** BEGIN DATA SHOWN **

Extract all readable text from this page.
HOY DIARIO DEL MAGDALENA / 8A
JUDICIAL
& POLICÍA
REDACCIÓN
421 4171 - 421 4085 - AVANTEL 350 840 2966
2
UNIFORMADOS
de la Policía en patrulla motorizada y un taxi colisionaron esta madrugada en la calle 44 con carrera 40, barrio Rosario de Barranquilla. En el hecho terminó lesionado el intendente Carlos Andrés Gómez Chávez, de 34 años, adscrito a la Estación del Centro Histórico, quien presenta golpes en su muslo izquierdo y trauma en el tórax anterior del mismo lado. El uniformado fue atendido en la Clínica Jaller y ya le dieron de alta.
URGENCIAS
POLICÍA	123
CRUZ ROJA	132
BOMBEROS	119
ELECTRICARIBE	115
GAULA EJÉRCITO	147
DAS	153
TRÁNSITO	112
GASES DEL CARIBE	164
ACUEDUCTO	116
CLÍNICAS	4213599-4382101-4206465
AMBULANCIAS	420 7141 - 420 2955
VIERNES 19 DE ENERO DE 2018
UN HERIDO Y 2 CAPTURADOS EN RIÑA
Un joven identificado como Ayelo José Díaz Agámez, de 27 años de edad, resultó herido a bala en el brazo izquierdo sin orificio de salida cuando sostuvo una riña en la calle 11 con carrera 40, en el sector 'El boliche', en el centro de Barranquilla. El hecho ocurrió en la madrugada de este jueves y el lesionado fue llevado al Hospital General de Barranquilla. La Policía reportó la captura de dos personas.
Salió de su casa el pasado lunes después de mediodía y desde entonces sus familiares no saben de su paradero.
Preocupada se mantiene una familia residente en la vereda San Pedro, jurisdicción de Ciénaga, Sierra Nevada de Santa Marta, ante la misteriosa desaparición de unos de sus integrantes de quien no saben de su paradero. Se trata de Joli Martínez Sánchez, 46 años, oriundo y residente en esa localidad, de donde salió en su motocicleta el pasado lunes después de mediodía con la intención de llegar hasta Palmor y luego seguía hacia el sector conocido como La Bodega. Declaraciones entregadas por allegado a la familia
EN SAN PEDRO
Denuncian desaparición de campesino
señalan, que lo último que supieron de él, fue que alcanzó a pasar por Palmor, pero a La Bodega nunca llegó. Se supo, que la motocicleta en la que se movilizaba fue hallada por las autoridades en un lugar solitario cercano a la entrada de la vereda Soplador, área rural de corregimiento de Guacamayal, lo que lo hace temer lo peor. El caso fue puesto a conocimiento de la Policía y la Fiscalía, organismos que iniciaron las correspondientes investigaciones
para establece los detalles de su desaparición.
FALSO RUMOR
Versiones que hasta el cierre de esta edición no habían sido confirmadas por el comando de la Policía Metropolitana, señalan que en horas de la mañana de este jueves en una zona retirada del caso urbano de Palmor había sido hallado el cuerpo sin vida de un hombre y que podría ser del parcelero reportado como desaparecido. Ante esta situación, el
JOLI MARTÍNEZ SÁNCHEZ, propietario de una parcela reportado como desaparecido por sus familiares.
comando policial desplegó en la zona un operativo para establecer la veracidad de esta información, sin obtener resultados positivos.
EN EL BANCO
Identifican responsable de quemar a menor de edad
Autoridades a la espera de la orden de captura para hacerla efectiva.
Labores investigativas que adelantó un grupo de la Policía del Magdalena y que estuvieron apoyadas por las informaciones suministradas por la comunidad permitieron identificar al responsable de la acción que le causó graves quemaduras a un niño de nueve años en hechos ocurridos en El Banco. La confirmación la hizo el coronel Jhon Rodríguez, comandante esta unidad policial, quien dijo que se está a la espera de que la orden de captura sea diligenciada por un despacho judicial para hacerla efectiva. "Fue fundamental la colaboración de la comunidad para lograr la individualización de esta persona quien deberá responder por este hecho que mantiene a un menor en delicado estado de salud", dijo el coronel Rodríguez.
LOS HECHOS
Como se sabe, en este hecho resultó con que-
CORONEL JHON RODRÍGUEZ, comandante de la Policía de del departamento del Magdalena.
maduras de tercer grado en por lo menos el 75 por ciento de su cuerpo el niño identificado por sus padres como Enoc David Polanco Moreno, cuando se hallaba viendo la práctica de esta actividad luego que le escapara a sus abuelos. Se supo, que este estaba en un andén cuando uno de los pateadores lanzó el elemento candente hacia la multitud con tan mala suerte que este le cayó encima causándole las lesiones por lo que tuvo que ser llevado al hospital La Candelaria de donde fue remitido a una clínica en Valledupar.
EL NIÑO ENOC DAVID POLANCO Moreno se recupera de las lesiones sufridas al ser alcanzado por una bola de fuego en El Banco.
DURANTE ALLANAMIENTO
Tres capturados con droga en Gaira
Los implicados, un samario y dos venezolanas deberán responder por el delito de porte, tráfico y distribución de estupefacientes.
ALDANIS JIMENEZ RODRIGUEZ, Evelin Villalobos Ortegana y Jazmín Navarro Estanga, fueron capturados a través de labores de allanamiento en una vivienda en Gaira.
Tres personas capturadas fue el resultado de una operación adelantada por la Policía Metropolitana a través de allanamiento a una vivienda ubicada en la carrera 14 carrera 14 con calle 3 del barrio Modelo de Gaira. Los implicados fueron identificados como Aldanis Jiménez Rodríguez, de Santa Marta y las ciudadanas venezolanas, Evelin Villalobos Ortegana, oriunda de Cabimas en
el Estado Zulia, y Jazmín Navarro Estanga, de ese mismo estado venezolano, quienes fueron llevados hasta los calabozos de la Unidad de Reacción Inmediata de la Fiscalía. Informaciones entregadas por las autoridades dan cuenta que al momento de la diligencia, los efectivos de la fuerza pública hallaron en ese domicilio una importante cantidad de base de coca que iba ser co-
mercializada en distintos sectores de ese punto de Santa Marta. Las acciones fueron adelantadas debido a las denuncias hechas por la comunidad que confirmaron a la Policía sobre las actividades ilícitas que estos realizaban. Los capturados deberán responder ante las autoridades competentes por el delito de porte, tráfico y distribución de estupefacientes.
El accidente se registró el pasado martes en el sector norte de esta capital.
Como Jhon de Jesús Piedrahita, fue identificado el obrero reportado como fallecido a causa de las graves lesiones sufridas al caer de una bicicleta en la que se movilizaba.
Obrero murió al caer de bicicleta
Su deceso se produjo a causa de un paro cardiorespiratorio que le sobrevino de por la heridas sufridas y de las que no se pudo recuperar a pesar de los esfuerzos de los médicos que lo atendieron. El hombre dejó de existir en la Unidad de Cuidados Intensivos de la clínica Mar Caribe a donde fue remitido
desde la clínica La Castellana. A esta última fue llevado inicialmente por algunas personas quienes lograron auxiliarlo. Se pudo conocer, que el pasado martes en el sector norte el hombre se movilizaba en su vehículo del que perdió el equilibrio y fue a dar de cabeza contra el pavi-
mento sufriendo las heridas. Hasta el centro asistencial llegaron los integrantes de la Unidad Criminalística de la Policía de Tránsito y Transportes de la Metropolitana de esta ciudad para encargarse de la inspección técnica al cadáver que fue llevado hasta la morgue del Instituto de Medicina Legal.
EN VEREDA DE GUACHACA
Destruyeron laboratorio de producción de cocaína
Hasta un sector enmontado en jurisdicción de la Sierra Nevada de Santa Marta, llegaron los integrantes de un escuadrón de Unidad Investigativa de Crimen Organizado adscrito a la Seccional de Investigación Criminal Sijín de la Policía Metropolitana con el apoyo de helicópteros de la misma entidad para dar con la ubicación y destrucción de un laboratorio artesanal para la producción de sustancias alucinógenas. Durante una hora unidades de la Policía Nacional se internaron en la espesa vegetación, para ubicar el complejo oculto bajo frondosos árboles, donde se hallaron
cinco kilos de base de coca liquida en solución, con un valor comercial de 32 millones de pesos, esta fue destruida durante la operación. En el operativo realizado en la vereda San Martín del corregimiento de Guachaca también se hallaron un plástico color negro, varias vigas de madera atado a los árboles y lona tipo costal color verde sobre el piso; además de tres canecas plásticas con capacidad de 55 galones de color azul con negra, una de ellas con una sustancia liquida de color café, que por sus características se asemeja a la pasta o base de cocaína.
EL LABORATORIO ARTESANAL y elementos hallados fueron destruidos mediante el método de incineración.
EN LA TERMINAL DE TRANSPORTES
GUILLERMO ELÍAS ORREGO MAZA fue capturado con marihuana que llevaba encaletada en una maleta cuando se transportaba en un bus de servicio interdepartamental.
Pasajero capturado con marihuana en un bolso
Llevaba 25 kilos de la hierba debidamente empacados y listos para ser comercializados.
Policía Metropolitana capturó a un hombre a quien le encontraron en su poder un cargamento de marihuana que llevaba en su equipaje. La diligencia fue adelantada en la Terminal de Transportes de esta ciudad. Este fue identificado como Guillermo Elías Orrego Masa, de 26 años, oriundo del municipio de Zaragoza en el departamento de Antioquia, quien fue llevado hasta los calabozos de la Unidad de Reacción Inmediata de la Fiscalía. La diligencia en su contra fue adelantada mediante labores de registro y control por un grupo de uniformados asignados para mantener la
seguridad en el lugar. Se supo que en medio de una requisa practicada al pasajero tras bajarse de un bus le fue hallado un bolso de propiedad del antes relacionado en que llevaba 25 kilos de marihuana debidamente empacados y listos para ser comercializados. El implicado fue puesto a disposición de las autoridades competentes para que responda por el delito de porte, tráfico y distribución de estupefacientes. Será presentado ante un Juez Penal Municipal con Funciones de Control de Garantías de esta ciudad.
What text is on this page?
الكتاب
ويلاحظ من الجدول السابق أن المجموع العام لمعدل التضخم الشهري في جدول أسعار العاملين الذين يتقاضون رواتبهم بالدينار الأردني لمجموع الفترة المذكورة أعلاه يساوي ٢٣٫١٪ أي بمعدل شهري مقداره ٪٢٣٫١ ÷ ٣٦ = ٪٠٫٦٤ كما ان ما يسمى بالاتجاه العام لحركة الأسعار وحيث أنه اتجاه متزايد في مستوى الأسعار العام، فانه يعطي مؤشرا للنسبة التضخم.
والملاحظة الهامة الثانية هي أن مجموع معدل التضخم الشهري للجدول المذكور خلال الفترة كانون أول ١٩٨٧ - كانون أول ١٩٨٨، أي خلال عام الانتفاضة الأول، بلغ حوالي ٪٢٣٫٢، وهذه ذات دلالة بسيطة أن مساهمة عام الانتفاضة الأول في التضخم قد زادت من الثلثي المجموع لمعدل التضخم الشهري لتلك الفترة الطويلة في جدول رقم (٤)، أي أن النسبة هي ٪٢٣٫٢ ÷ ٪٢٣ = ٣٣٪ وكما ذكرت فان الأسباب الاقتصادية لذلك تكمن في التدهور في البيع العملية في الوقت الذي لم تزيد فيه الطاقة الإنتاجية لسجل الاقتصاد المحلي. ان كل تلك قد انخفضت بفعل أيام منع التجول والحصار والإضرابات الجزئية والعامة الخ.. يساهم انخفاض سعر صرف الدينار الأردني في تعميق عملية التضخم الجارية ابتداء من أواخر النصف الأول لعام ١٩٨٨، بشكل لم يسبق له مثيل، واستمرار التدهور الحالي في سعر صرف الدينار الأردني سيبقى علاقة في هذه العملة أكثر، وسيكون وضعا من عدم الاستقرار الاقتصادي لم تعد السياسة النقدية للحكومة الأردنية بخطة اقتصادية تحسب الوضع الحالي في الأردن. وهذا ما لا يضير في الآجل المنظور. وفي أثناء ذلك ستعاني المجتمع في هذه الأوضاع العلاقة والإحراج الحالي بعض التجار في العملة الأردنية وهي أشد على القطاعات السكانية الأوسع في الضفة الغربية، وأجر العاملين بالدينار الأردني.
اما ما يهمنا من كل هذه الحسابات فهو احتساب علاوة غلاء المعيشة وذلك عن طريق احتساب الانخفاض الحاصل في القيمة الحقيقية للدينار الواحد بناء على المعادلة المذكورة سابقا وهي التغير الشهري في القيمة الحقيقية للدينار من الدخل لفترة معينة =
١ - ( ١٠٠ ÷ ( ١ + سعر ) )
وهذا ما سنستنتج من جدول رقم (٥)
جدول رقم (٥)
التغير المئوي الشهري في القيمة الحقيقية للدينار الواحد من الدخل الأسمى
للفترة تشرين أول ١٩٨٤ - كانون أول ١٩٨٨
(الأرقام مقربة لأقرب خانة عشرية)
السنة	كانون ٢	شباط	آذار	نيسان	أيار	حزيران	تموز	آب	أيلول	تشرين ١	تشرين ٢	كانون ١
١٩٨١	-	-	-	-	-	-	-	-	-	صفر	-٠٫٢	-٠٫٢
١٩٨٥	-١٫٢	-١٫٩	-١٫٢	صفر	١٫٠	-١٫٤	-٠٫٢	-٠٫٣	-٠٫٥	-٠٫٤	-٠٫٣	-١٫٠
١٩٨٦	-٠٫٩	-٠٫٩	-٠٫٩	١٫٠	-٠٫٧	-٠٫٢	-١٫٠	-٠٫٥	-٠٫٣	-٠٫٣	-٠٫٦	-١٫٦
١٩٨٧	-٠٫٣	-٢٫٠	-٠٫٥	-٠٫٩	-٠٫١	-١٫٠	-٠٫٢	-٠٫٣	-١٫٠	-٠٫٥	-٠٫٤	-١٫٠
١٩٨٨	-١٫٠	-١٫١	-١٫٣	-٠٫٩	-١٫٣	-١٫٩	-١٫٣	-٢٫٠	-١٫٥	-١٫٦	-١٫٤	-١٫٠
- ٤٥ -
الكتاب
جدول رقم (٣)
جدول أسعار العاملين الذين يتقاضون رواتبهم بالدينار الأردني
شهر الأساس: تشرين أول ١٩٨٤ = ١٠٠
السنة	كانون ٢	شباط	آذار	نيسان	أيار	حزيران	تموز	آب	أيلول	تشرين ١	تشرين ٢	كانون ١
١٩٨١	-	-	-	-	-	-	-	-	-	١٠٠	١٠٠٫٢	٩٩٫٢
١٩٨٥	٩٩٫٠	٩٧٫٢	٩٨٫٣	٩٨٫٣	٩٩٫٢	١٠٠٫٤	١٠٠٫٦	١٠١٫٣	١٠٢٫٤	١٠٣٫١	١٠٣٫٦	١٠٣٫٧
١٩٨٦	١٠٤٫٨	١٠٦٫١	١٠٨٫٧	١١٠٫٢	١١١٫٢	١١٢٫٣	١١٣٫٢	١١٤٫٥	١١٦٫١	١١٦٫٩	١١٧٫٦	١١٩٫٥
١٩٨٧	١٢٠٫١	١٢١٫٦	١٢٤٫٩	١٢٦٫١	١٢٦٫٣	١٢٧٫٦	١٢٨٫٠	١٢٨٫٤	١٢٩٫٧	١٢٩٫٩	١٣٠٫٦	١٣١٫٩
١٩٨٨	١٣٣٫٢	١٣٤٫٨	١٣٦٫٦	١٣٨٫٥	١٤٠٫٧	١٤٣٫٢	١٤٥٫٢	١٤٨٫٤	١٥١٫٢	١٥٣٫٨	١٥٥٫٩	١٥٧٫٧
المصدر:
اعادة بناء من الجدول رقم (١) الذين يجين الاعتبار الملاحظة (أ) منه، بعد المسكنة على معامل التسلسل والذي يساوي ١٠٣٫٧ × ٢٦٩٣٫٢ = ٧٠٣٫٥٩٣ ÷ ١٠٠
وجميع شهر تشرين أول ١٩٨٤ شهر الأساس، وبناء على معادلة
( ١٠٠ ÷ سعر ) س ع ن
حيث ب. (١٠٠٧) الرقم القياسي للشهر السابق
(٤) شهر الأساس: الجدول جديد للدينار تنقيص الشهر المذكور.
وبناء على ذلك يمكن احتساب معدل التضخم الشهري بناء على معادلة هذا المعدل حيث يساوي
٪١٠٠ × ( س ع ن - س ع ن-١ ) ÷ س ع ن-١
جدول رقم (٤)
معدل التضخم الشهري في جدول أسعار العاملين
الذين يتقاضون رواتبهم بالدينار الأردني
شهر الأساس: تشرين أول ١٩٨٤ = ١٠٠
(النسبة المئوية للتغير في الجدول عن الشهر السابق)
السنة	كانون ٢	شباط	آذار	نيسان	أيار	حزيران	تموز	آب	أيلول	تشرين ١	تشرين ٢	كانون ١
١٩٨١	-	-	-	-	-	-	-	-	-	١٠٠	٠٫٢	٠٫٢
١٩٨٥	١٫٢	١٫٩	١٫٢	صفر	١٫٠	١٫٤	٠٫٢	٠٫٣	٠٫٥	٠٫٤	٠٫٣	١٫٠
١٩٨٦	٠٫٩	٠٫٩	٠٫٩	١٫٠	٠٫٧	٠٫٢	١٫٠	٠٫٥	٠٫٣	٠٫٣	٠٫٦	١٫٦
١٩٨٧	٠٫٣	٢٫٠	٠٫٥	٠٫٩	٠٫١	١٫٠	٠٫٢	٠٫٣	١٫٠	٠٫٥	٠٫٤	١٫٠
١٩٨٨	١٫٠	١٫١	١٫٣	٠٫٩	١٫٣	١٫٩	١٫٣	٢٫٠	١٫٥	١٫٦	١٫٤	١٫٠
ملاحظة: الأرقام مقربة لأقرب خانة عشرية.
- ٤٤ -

** END DATA SHOWN **

State the number of lines in these entries that include the string "espera". Provide nothing beyond that number.

2